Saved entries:
>> BEGIN

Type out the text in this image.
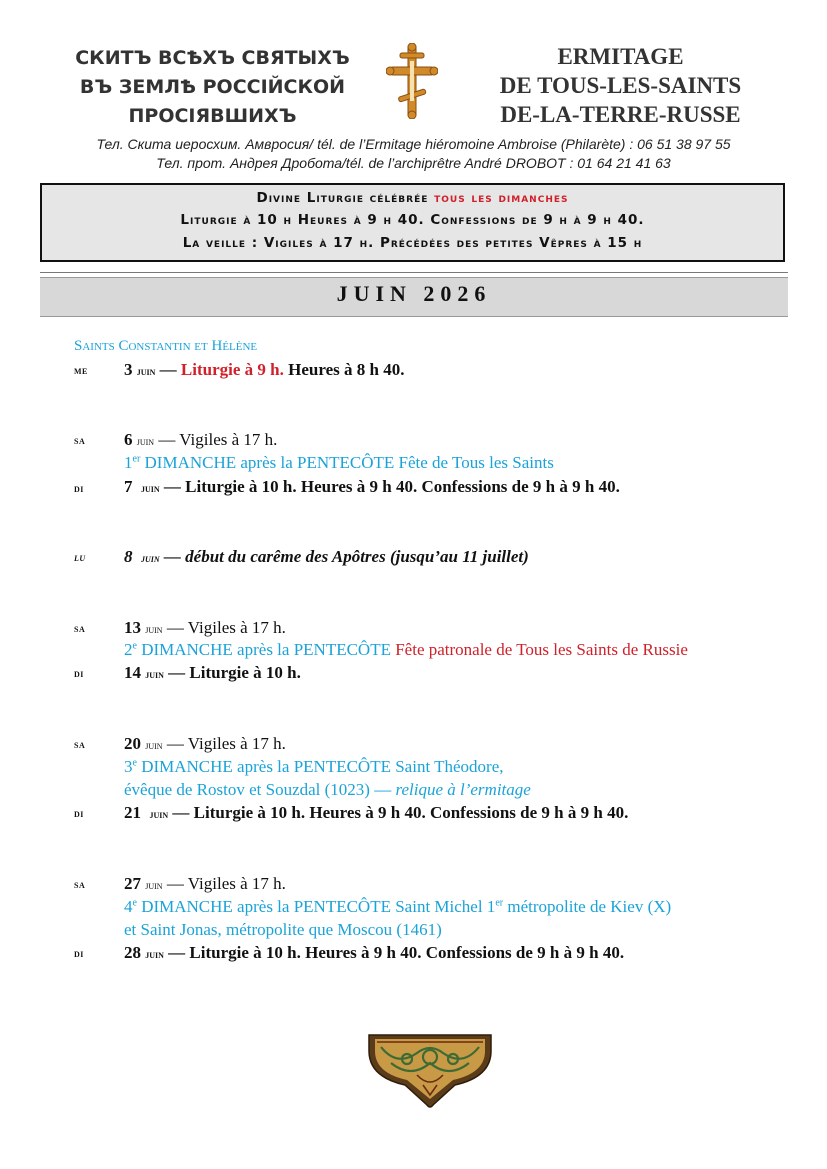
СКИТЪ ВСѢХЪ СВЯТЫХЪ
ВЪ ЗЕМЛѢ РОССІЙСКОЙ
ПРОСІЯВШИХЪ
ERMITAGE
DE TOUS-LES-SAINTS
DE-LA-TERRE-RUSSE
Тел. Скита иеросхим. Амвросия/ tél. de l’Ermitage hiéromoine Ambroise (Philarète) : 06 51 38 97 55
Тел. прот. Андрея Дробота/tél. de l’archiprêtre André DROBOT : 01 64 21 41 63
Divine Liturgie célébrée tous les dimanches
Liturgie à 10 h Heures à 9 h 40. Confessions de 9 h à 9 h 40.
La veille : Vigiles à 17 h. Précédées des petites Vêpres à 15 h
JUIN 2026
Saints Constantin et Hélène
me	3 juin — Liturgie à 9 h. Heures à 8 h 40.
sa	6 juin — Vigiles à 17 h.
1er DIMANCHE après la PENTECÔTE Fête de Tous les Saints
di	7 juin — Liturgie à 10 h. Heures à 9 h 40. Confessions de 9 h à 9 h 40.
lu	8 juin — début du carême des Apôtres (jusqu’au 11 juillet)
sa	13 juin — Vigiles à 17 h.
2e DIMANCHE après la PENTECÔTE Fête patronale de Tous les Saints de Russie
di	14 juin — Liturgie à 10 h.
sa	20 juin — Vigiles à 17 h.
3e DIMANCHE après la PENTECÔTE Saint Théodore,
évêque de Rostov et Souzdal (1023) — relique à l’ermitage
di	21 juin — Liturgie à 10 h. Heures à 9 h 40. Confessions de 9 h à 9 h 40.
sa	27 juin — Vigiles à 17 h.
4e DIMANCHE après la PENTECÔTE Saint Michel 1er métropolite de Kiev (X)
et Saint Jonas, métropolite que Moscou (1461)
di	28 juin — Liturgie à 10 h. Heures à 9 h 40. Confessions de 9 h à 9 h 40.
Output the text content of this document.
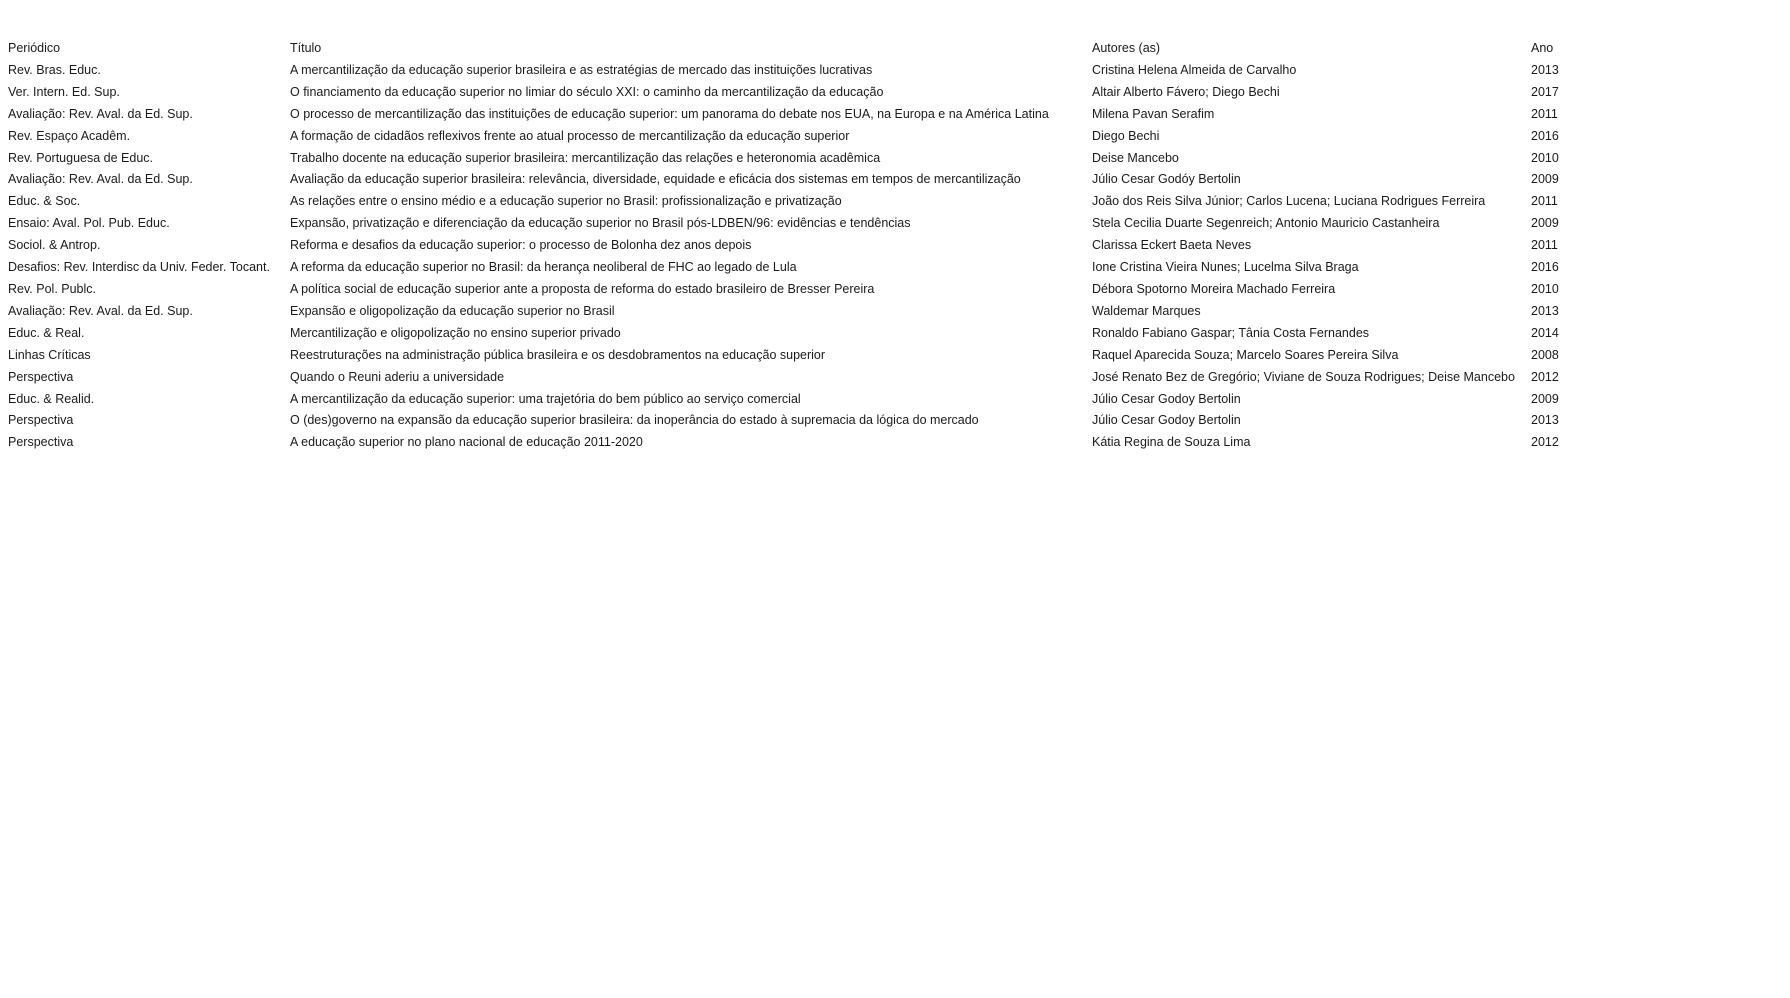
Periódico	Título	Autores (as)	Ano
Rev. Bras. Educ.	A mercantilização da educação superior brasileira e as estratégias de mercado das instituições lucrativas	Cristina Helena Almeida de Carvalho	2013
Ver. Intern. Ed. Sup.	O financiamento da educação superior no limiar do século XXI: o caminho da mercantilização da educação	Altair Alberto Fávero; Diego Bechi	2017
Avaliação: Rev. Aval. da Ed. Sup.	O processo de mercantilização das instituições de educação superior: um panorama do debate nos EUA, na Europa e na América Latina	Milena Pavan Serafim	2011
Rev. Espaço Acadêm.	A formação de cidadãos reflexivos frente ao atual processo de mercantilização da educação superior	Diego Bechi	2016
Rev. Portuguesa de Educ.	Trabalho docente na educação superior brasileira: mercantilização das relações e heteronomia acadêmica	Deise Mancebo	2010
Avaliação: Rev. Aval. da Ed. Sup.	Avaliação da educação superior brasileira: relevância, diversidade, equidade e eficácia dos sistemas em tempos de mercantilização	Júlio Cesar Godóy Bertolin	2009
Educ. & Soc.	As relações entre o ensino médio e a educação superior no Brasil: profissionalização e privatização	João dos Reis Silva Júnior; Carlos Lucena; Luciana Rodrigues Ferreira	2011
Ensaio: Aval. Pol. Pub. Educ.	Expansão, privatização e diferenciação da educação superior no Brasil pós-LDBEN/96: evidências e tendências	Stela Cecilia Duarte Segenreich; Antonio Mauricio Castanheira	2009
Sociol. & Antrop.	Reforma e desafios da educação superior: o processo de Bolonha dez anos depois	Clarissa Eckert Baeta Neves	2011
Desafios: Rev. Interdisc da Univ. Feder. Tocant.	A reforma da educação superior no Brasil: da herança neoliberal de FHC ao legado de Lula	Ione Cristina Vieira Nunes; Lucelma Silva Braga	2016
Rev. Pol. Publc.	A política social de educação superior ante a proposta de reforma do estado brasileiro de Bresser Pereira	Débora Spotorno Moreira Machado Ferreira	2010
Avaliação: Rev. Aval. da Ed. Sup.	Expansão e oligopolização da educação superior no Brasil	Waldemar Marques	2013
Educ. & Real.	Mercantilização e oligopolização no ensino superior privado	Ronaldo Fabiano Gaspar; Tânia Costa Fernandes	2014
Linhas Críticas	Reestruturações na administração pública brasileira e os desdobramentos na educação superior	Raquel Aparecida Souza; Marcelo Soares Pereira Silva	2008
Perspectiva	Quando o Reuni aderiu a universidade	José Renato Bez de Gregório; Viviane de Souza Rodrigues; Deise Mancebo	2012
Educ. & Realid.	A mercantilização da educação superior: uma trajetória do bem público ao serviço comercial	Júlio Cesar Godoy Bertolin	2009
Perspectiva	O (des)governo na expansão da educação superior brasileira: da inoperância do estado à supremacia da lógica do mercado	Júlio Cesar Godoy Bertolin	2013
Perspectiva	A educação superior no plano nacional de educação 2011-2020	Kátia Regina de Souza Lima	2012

>> END
>> BEGIN

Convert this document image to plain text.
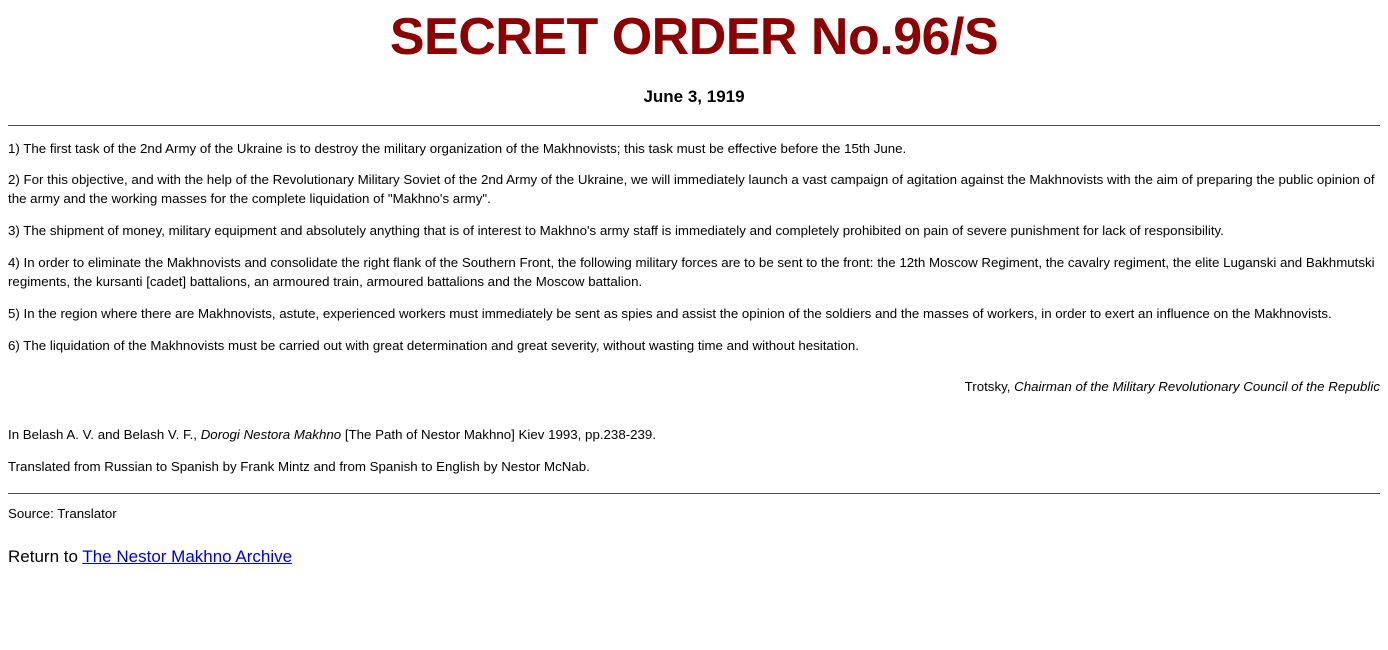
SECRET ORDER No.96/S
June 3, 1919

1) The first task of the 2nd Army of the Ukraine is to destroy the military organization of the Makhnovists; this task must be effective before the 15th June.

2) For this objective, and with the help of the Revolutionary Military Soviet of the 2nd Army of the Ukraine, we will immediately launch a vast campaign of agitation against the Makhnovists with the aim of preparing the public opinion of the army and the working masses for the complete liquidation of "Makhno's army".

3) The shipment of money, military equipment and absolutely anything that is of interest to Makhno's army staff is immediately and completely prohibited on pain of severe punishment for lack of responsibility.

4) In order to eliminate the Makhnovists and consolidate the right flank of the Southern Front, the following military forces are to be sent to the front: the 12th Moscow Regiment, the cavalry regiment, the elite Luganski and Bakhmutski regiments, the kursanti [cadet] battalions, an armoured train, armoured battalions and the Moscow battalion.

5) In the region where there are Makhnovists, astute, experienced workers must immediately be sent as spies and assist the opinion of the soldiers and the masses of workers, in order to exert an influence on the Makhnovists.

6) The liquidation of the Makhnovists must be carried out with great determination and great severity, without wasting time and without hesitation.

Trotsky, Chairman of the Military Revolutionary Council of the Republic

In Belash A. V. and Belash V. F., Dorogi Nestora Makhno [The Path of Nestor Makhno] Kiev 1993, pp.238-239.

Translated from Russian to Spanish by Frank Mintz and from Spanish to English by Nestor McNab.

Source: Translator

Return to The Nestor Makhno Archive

>> END

> _Exercise instructions_
Select every line in the records above that contains the word "Deise".

> _Completed task_
Rev. Portuguesa de Educ.	Trabalho docente na educação superior brasileira: mercantilização das relações e heteronomia acadêmica	Deise Mancebo	2010
Perspectiva	Quando o Reuni aderiu a universidade	José Renato Bez de Gregório; Viviane de Souza Rodrigues; Deise Mancebo	2012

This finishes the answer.